[Exercise]: Copy the material below line for line, with every character kept the same.

[Data listing]:
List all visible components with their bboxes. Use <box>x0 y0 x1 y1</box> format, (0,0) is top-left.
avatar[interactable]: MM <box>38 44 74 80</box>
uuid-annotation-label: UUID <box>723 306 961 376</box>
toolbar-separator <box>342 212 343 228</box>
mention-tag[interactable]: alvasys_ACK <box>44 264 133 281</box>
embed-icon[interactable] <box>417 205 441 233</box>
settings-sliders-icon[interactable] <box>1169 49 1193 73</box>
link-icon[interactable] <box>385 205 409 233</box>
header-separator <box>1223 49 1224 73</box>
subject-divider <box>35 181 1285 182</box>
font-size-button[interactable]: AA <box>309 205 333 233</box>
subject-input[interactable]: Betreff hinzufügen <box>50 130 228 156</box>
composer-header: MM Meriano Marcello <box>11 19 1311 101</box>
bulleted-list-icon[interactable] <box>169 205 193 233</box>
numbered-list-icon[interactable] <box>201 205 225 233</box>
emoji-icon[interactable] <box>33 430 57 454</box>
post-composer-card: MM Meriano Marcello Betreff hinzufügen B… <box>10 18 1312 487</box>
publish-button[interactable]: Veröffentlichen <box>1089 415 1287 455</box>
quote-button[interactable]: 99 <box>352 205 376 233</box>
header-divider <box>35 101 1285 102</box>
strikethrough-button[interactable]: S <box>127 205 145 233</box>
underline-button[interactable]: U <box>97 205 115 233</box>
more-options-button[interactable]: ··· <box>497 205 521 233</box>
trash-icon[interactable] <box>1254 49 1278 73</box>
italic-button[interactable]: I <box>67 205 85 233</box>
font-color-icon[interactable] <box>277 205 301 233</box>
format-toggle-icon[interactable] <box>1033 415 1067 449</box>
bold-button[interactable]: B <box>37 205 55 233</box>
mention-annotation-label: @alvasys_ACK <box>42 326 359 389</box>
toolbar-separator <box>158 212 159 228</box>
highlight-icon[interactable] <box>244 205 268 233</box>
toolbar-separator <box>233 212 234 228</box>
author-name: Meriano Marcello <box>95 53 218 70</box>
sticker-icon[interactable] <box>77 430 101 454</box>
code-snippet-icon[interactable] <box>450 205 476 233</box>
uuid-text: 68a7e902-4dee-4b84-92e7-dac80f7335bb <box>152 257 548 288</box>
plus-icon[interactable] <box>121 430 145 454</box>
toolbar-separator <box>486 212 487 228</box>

[Solution]:
List all visible components with their bboxes. Use <box>x0 y0 x1 y1</box> format, (0,0) is top-left.
avatar[interactable]: MM <box>38 44 74 80</box>
uuid-annotation-label: UUID <box>723 306 961 376</box>
toolbar-separator <box>342 212 343 228</box>
mention-tag[interactable]: alvasys_ACK <box>44 264 133 281</box>
embed-icon[interactable] <box>417 205 441 233</box>
settings-sliders-icon[interactable] <box>1169 49 1193 73</box>
link-icon[interactable] <box>385 205 409 233</box>
header-separator <box>1223 49 1224 73</box>
subject-divider <box>35 181 1285 182</box>
font-size-button[interactable]: AA <box>309 205 333 233</box>
subject-input[interactable]: Betreff hinzufügen <box>50 130 228 156</box>
composer-header: MM Meriano Marcello <box>11 19 1311 101</box>
bulleted-list-icon[interactable] <box>169 205 193 233</box>
numbered-list-icon[interactable] <box>201 205 225 233</box>
emoji-icon[interactable] <box>33 430 57 454</box>
post-composer-card: MM Meriano Marcello Betreff hinzufügen B… <box>10 18 1312 487</box>
publish-button[interactable]: Veröffentlichen <box>1089 415 1287 455</box>
quote-button[interactable]: 99 <box>352 205 376 233</box>
header-divider <box>35 101 1285 102</box>
strikethrough-button[interactable]: S <box>127 205 145 233</box>
underline-button[interactable]: U <box>97 205 115 233</box>
more-options-button[interactable]: ··· <box>497 205 521 233</box>
trash-icon[interactable] <box>1254 49 1278 73</box>
italic-button[interactable]: I <box>67 205 85 233</box>
font-color-icon[interactable] <box>277 205 301 233</box>
format-toggle-icon[interactable] <box>1033 415 1067 449</box>
bold-button[interactable]: B <box>37 205 55 233</box>
mention-annotation-label: @alvasys_ACK <box>42 326 359 389</box>
toolbar-separator <box>158 212 159 228</box>
highlight-icon[interactable] <box>244 205 268 233</box>
toolbar-separator <box>233 212 234 228</box>
author-name: Meriano Marcello <box>95 53 218 70</box>
sticker-icon[interactable] <box>77 430 101 454</box>
code-snippet-icon[interactable] <box>450 205 476 233</box>
uuid-text: 68a7e902-4dee-4b84-92e7-dac80f7335bb <box>152 257 548 288</box>
plus-icon[interactable] <box>121 430 145 454</box>
toolbar-separator <box>486 212 487 228</box>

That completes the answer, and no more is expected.